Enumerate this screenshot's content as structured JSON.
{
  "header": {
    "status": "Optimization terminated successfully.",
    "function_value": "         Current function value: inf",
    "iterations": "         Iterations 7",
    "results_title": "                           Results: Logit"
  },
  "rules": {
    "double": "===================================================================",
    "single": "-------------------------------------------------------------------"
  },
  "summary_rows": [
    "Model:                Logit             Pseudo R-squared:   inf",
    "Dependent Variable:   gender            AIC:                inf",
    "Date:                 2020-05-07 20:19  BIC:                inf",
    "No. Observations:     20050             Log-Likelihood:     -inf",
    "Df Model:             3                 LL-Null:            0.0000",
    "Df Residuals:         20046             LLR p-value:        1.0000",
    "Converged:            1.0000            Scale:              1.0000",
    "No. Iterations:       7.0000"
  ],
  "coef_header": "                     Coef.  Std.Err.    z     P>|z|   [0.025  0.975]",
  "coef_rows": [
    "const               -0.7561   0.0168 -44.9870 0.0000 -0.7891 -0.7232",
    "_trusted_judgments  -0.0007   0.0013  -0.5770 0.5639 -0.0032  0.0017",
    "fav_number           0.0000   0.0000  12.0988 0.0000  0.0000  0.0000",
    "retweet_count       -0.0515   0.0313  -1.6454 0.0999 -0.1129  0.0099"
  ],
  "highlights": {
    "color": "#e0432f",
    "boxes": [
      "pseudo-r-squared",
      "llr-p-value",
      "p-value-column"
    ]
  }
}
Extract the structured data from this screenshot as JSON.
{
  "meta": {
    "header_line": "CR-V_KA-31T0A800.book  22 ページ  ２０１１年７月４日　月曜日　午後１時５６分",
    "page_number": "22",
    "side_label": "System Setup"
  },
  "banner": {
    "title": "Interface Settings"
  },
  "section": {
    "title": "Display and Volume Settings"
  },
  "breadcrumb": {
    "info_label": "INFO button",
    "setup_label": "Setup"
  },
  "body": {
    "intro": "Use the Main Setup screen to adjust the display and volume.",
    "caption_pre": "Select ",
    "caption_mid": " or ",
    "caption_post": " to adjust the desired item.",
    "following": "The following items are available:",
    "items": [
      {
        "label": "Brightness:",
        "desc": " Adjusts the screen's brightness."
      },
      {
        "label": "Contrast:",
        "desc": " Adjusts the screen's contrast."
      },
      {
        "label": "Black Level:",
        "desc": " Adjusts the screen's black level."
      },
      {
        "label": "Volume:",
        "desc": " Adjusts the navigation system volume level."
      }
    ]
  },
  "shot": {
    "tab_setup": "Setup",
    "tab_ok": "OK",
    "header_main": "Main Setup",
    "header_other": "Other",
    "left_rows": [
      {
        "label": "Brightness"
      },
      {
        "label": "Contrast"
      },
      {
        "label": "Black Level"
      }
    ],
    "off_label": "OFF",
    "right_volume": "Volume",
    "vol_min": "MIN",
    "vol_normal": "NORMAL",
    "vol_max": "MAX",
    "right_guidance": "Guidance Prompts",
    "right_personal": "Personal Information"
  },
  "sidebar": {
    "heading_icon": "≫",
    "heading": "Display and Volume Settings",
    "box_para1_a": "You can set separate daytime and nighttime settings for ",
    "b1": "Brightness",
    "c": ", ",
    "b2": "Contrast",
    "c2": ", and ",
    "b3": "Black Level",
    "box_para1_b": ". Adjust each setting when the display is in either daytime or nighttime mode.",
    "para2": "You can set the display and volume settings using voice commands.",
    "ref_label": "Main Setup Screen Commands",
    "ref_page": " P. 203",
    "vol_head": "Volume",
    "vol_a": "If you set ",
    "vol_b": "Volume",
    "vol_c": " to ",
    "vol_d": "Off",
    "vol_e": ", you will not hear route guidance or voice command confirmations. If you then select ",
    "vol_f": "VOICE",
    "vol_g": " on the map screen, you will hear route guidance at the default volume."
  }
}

============

The problem
All of the entries should be written out again exactly.

Solution to this exercise
Enumerate this screenshot's content as structured JSON.
{
  "header": {
    "status": "Optimization terminated successfully.",
    "function_value": "         Current function value: inf",
    "iterations": "         Iterations 7",
    "results_title": "                           Results: Logit"
  },
  "rules": {
    "double": "===================================================================",
    "single": "-------------------------------------------------------------------"
  },
  "summary_rows": [
    "Model:                Logit             Pseudo R-squared:   inf",
    "Dependent Variable:   gender            AIC:                inf",
    "Date:                 2020-05-07 20:19  BIC:                inf",
    "No. Observations:     20050             Log-Likelihood:     -inf",
    "Df Model:             3                 LL-Null:            0.0000",
    "Df Residuals:         20046             LLR p-value:        1.0000",
    "Converged:            1.0000            Scale:              1.0000",
    "No. Iterations:       7.0000"
  ],
  "coef_header": "                     Coef.  Std.Err.    z     P>|z|   [0.025  0.975]",
  "coef_rows": [
    "const               -0.7561   0.0168 -44.9870 0.0000 -0.7891 -0.7232",
    "_trusted_judgments  -0.0007   0.0013  -0.5770 0.5639 -0.0032  0.0017",
    "fav_number           0.0000   0.0000  12.0988 0.0000  0.0000  0.0000",
    "retweet_count       -0.0515   0.0313  -1.6454 0.0999 -0.1129  0.0099"
  ],
  "highlights": {
    "color": "#e0432f",
    "boxes": [
      "pseudo-r-squared",
      "llr-p-value",
      "p-value-column"
    ]
  }
}
Extract the structured data from this screenshot as JSON.
{
  "meta": {
    "header_line": "CR-V_KA-31T0A800.book  22 ページ  ２０１１年７月４日　月曜日　午後１時５６分",
    "page_number": "22",
    "side_label": "System Setup"
  },
  "banner": {
    "title": "Interface Settings"
  },
  "section": {
    "title": "Display and Volume Settings"
  },
  "breadcrumb": {
    "info_label": "INFO button",
    "setup_label": "Setup"
  },
  "body": {
    "intro": "Use the Main Setup screen to adjust the display and volume.",
    "caption_pre": "Select ",
    "caption_mid": " or ",
    "caption_post": " to adjust the desired item.",
    "following": "The following items are available:",
    "items": [
      {
        "label": "Brightness:",
        "desc": " Adjusts the screen's brightness."
      },
      {
        "label": "Contrast:",
        "desc": " Adjusts the screen's contrast."
      },
      {
        "label": "Black Level:",
        "desc": " Adjusts the screen's black level."
      },
      {
        "label": "Volume:",
        "desc": " Adjusts the navigation system volume level."
      }
    ]
  },
  "shot": {
    "tab_setup": "Setup",
    "tab_ok": "OK",
    "header_main": "Main Setup",
    "header_other": "Other",
    "left_rows": [
      {
        "label": "Brightness"
      },
      {
        "label": "Contrast"
      },
      {
        "label": "Black Level"
      }
    ],
    "off_label": "OFF",
    "right_volume": "Volume",
    "vol_min": "MIN",
    "vol_normal": "NORMAL",
    "vol_max": "MAX",
    "right_guidance": "Guidance Prompts",
    "right_personal": "Personal Information"
  },
  "sidebar": {
    "heading_icon": "≫",
    "heading": "Display and Volume Settings",
    "box_para1_a": "You can set separate daytime and nighttime settings for ",
    "b1": "Brightness",
    "c": ", ",
    "b2": "Contrast",
    "c2": ", and ",
    "b3": "Black Level",
    "box_para1_b": ". Adjust each setting when the display is in either daytime or nighttime mode.",
    "para2": "You can set the display and volume settings using voice commands.",
    "ref_label": "Main Setup Screen Commands",
    "ref_page": " P. 203",
    "vol_head": "Volume",
    "vol_a": "If you set ",
    "vol_b": "Volume",
    "vol_c": " to ",
    "vol_d": "Off",
    "vol_e": ", you will not hear route guidance or voice command confirmations. If you then select ",
    "vol_f": "VOICE",
    "vol_g": " on the map screen, you will hear route guidance at the default volume."
  }
}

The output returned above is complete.